Stated task A —
In the list of 1731 events in Canada, reproduce the passage between "1731-43: The La" and "in New France.", inclusive.
Stated task B —
Condense the paragraph beginning "1731: Fort St. Pierre on Rainy Lake" in the list of 1731 events in Canada into one shorter sentence that keeps its main facts.

Excerpted text —
- - - - - - -

Events from the year 1731 in Canada.

Incumbents
French Monarch: Louis XV
British and Irish Monarch: George II

Governors
Governor General of New France: Charles de la Boische, Marquis de Beauharnois
Colonial Governor of Louisiana: Étienne Perier
Governor of Nova Scotia: Lawrence Armstrong
Commodore-Governor of Newfoundland: Henry Osborn

Events
 1731: Fort St. Pierre on Rainy Lake established by Christopher Dufrost de La Jemeraye and Jean Baptiste de La Vérendrye. This was the first fort in La Verendrye's expansion of the "Posts of the West".
 1731-43: The La Verendrye family organize expeditions beyond Lake Winnipeg and direct fur trade toward the east.

Births
Richard Dobie, an early Canadian businessman and a sometimes partner of Benjamin Frobisher (died 1805).
 November 7: Robert Rogers, army officer and author (died 1795).

Deaths
Robert Chevalier Beauchêne, adventurer in New France.

Historical documents

Pennsylvania lieutenant governor forwards 1718 study of French trade routes and "their Indians" and means to "prevent the designs of the French"

Pennsylvania lieutenant governor says his province and New York worry French are co-opting their frontiers and Indigenous people on them

New York vulnerable to French, who have fort at Crown Point, priests, and "people that runn amongst the Indians and are much like them"

- - - - - - -

Given material —
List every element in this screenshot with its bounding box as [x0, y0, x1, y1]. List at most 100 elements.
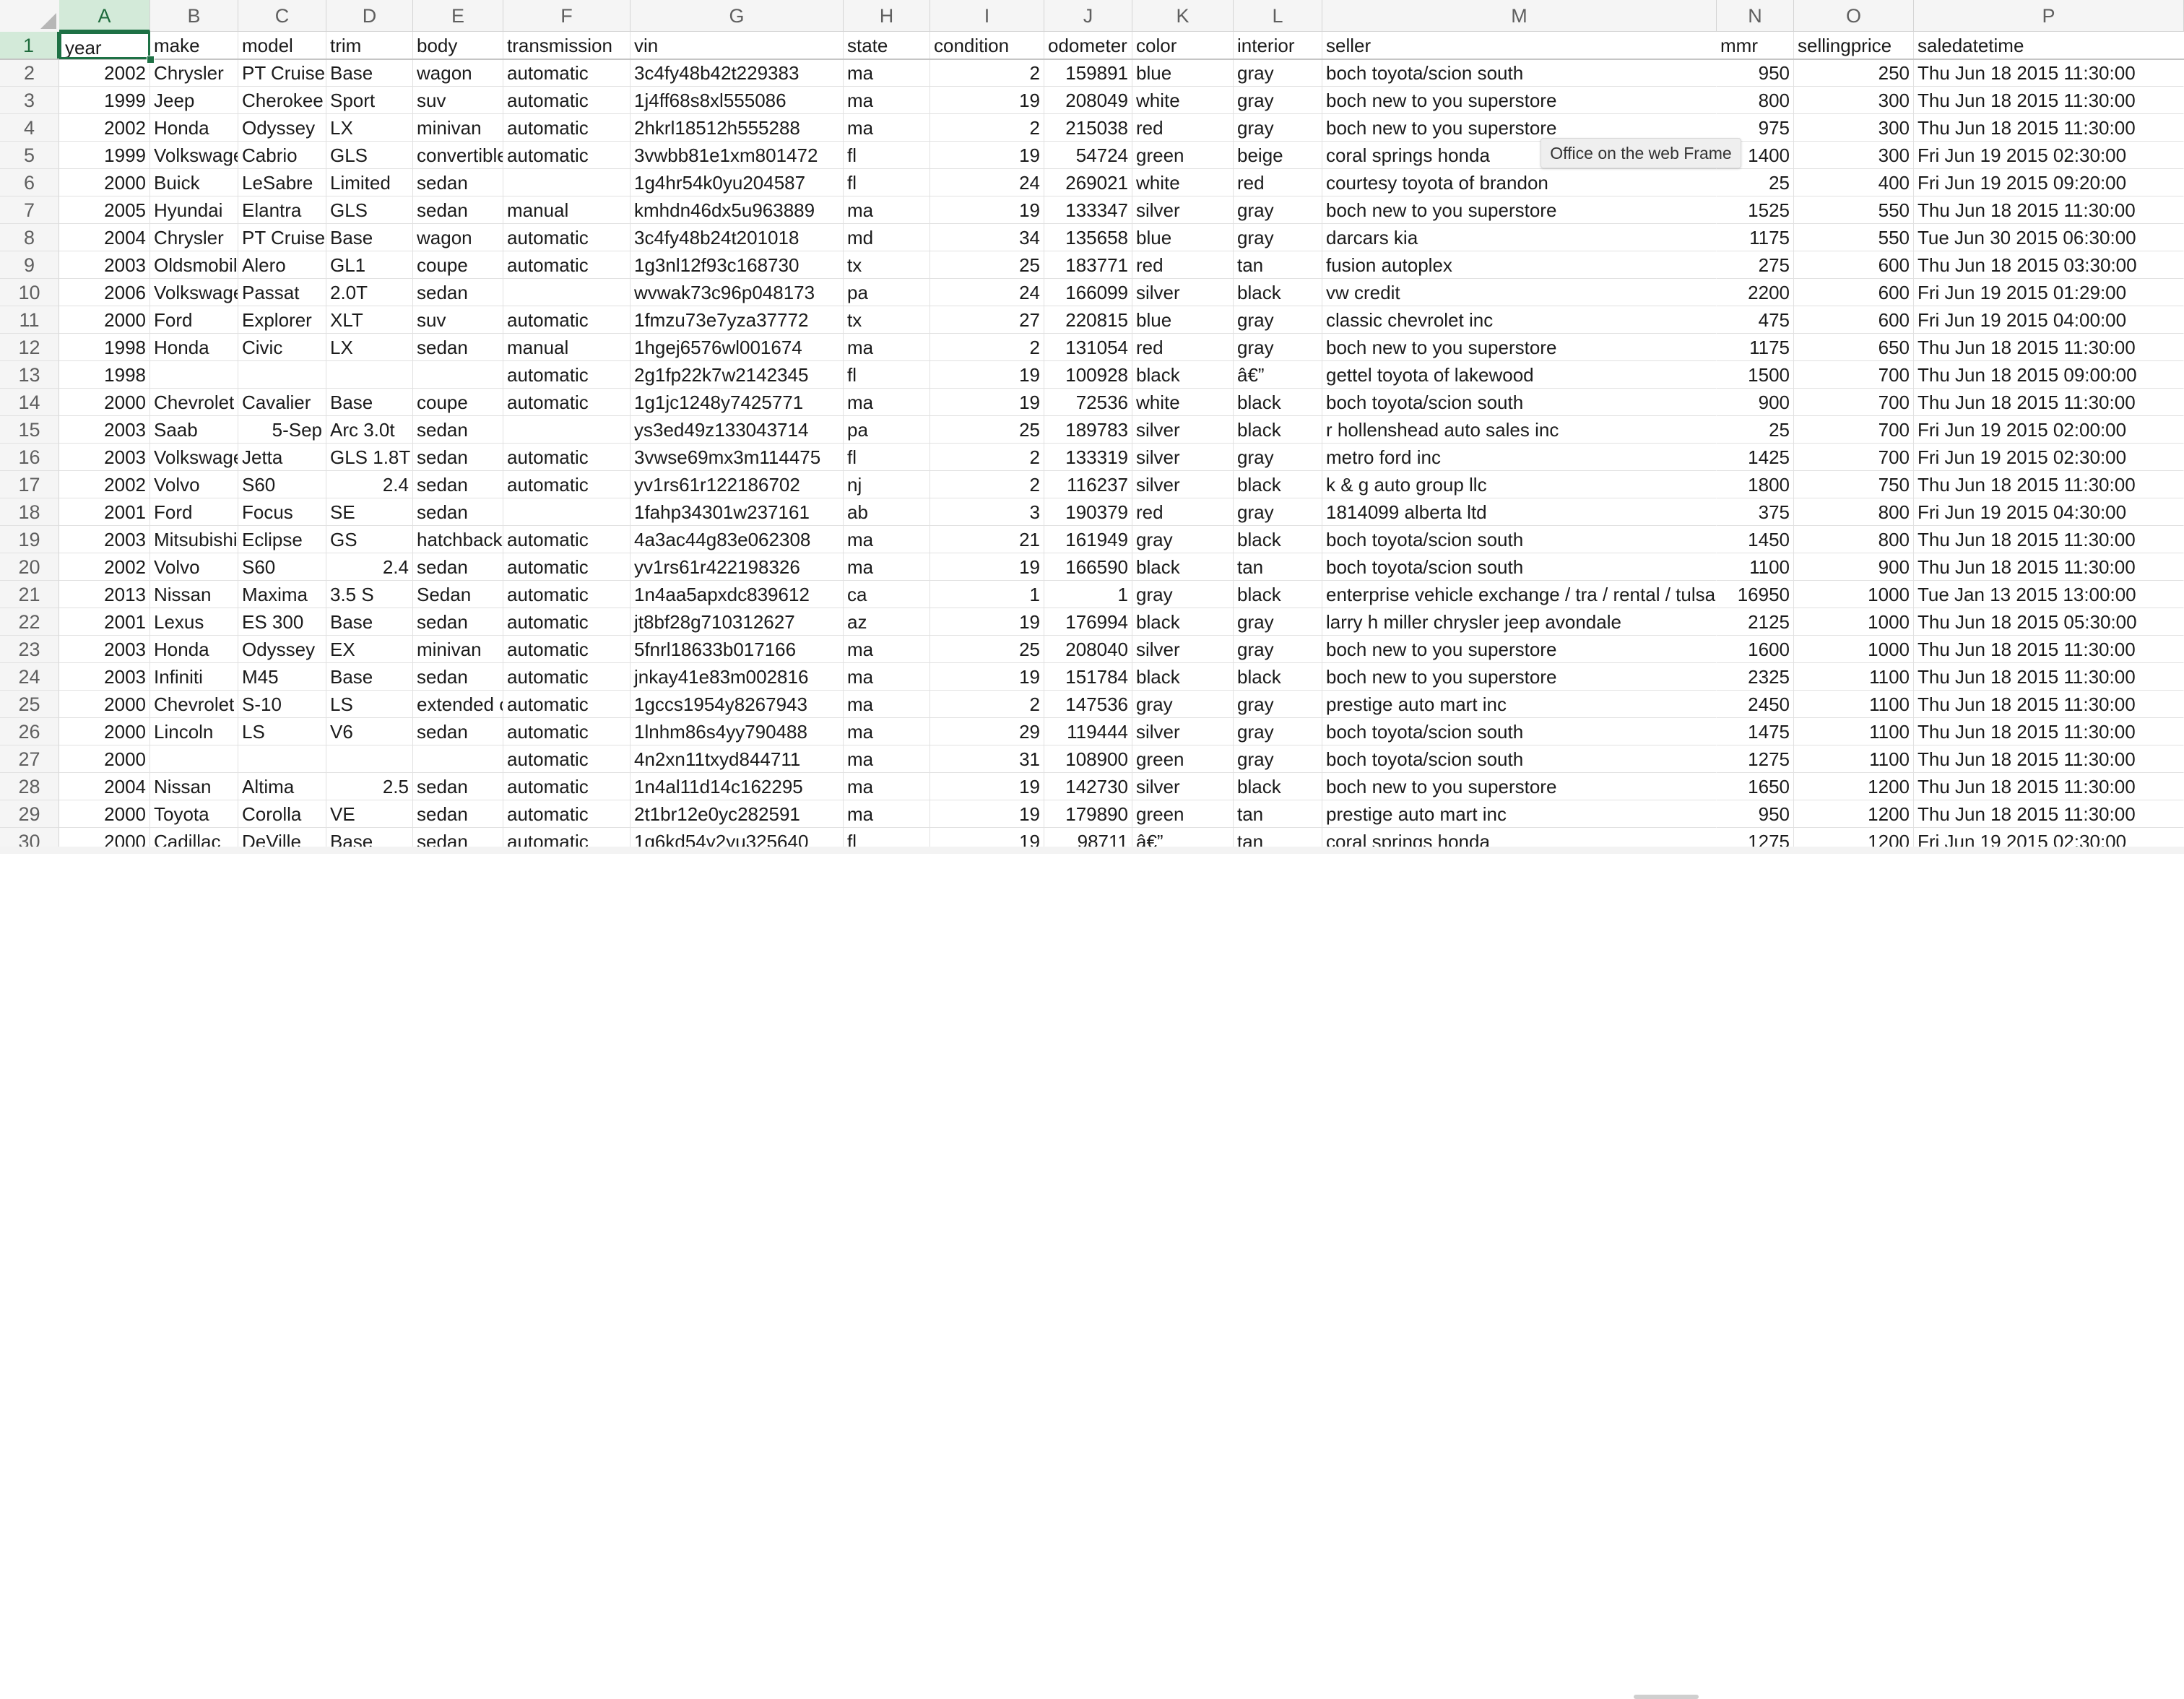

- - - - - - -

Worked solution A —
1731-43: The La Verendrye family organize expeditions beyond Lake Winnipeg and direct fur trade toward the east.

Births
Richard Dobie, an early Canadian businessman and a sometimes partner of Benjamin Frobisher (died 1805).
 November 7: Robert Rogers, army officer and author (died 1795).

Deaths
Robert Chevalier Beauchêne, adventurer in New France.

Worked solution B —
Fort St. Pierre on Rainy Lake, founded in 1731 by Christopher Dufrost de La Jemeraye and Jean Baptiste de La Vérendrye, was the first fort of La Verendrye's expansion of the "Posts of the West".